## WHAT YOU ARE ASKED TO DO
Copy out all of the material exactly as presented.

(Data entries)
○ ○ ○

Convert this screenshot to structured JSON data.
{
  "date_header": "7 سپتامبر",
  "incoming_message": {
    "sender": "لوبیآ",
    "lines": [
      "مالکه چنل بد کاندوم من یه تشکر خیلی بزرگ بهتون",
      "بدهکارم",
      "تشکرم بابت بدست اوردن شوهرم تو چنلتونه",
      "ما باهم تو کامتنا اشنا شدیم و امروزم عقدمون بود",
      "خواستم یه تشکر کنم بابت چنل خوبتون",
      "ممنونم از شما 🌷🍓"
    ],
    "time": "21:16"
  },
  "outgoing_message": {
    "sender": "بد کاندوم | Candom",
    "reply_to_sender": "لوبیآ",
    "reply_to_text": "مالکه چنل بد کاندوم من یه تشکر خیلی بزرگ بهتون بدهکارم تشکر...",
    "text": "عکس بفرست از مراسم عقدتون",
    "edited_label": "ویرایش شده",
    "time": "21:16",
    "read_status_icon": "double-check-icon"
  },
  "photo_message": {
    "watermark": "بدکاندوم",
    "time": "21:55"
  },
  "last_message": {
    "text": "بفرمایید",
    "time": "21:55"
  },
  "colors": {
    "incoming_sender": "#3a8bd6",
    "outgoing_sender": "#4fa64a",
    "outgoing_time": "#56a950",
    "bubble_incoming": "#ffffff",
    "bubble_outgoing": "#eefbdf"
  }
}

○ ○ ○

## THE RESULT
Convert this screenshot to structured JSON data.
{
  "date_header": "7 سپتامبر",
  "incoming_message": {
    "sender": "لوبیآ",
    "lines": [
      "مالکه چنل بد کاندوم من یه تشکر خیلی بزرگ بهتون",
      "بدهکارم",
      "تشکرم بابت بدست اوردن شوهرم تو چنلتونه",
      "ما باهم تو کامتنا اشنا شدیم و امروزم عقدمون بود",
      "خواستم یه تشکر کنم بابت چنل خوبتون",
      "ممنونم از شما 🌷🍓"
    ],
    "time": "21:16"
  },
  "outgoing_message": {
    "sender": "بد کاندوم | Candom",
    "reply_to_sender": "لوبیآ",
    "reply_to_text": "مالکه چنل بد کاندوم من یه تشکر خیلی بزرگ بهتون بدهکارم تشکر...",
    "text": "عکس بفرست از مراسم عقدتون",
    "edited_label": "ویرایش شده",
    "time": "21:16",
    "read_status_icon": "double-check-icon"
  },
  "photo_message": {
    "watermark": "بدکاندوم",
    "time": "21:55"
  },
  "last_message": {
    "text": "بفرمایید",
    "time": "21:55"
  },
  "colors": {
    "incoming_sender": "#3a8bd6",
    "outgoing_sender": "#4fa64a",
    "outgoing_time": "#56a950",
    "bubble_incoming": "#ffffff",
    "bubble_outgoing": "#eefbdf"
  }
}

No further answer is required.